##### DATA TO USE #####
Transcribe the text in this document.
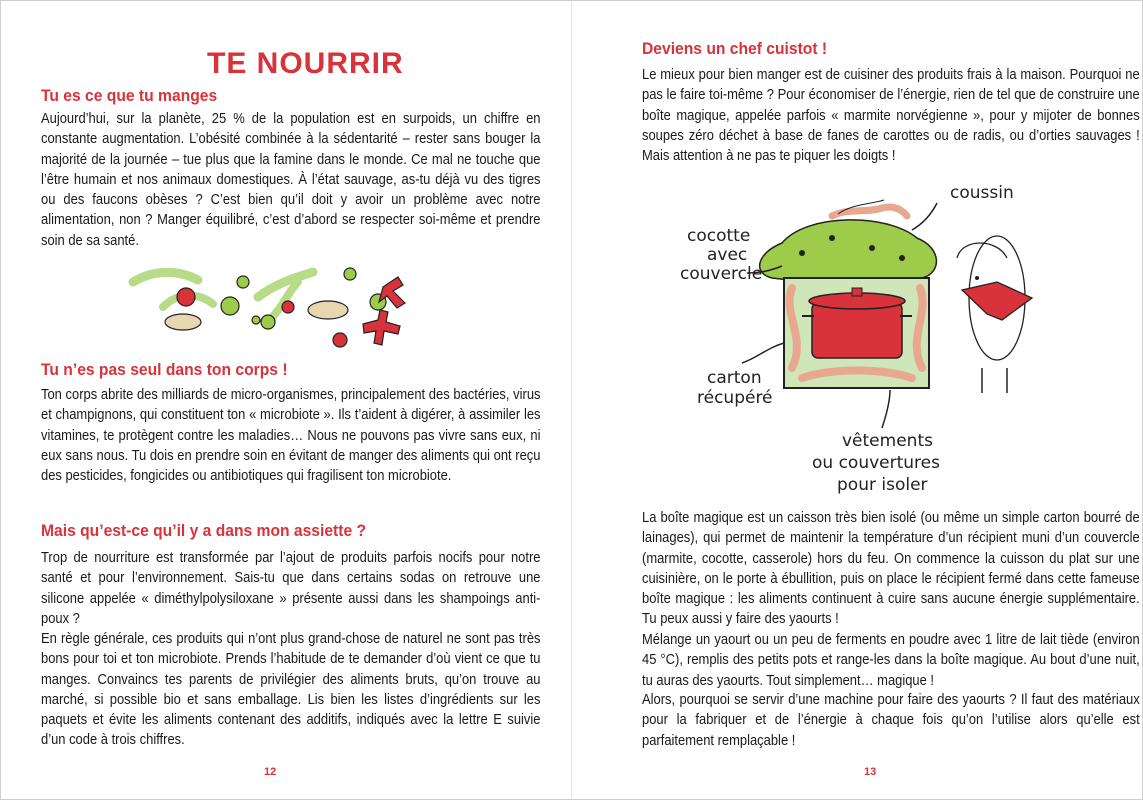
TE NOURRIR
Tu es ce que tu manges

Aujourd’hui, sur la planète, 25 % de la population est en surpoids, un chiffre en constante augmentation. L’obésité combinée à la sédentarité – rester sans bouger la majorité de la journée – tue plus que la famine dans le monde. Ce mal ne touche que l’être humain et nos animaux domestiques. À l’état sauvage, as-tu déjà vu des tigres ou des faucons obèses ? C’est bien qu’il doit y avoir un problème avec notre alimentation, non ? Manger équilibré, c’est d’abord se respecter soi-même et prendre soin de sa santé.

Tu n’es pas seul dans ton corps !

Ton corps abrite des milliards de micro-organismes, principalement des bactéries, virus et champignons, qui constituent ton « microbiote ». Ils t’aident à digérer, à assimiler les vitamines, te protègent contre les maladies… Nous ne pouvons pas vivre sans eux, ni eux sans nous. Tu dois en prendre soin en évitant de manger des aliments qui ont reçu des pesticides, fongicides ou antibiotiques qui fragilisent ton microbiote.

Mais qu’est-ce qu’il y a dans mon assiette ?

Trop de nourriture est transformée par l’ajout de produits parfois nocifs pour notre santé et pour l’environnement. Sais-tu que dans certains sodas on retrouve une silicone appelée « diméthylpolysiloxane » présente aussi dans les shampoings anti-poux ?

En règle générale, ces produits qui n’ont plus grand-chose de naturel ne sont pas très bons pour toi et ton microbiote. Prends l’habitude de te demander d’où vient ce que tu manges. Convaincs tes parents de privilégier des aliments bruts, qu’on trouve au marché, si possible bio et sans emballage. Lis bien les listes d’ingrédients sur les paquets et évite les aliments contenant des additifs, indiqués avec la lettre E suivie d’un code à trois chiffres.

12
Deviens un chef cuistot !

Le mieux pour bien manger est de cuisiner des produits frais à la maison. Pourquoi ne pas le faire toi-même ? Pour économiser de l’énergie, rien de tel que de construire une boîte magique, appelée parfois « marmite norvégienne », pour y mijoter de bonnes soupes zéro déchet à base de fanes de carottes ou de radis, ou d’orties sauvages ! Mais attention à ne pas te piquer les doigts !

cocotte
avec
couvercle
coussin
carton
récupéré
vêtements
ou couvertures
pour isoler

La boîte magique est un caisson très bien isolé (ou même un simple carton bourré de lainages), qui permet de maintenir la température d’un récipient muni d’un couvercle (marmite, cocotte, casserole) hors du feu. On commence la cuisson du plat sur une cuisinière, on le porte à ébullition, puis on place le récipient fermé dans cette fameuse boîte magique : les aliments continuent à cuire sans aucune énergie supplémentaire. Tu peux aussi y faire des yaourts !

Mélange un yaourt ou un peu de ferments en poudre avec 1 litre de lait tiède (environ 45 °C), remplis des petits pots et range-les dans la boîte magique. Au bout d’une nuit, tu auras des yaourts. Tout simplement… magique !

Alors, pourquoi se servir d’une machine pour faire des yaourts ? Il faut des matériaux pour la fabriquer et de l’énergie à chaque fois qu’on l’utilise alors qu’elle est parfaitement remplaçable !

13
#####
WORK ORDER → The expected answer is every line above in which the word "Mais" appears.

RESPONSE BELOW →
Mais qu’est-ce qu’il y a dans mon assiette ?
Le mieux pour bien manger est de cuisiner des produits frais à la maison. Pourquoi ne pas le faire toi-même ? Pour économiser de l’énergie, rien de tel que de construire une boîte magique, appelée parfois « marmite norvégienne », pour y mijoter de bonnes soupes zéro déchet à base de fanes de carottes ou de radis, ou d’orties sauvages ! Mais attention à ne pas te piquer les doigts !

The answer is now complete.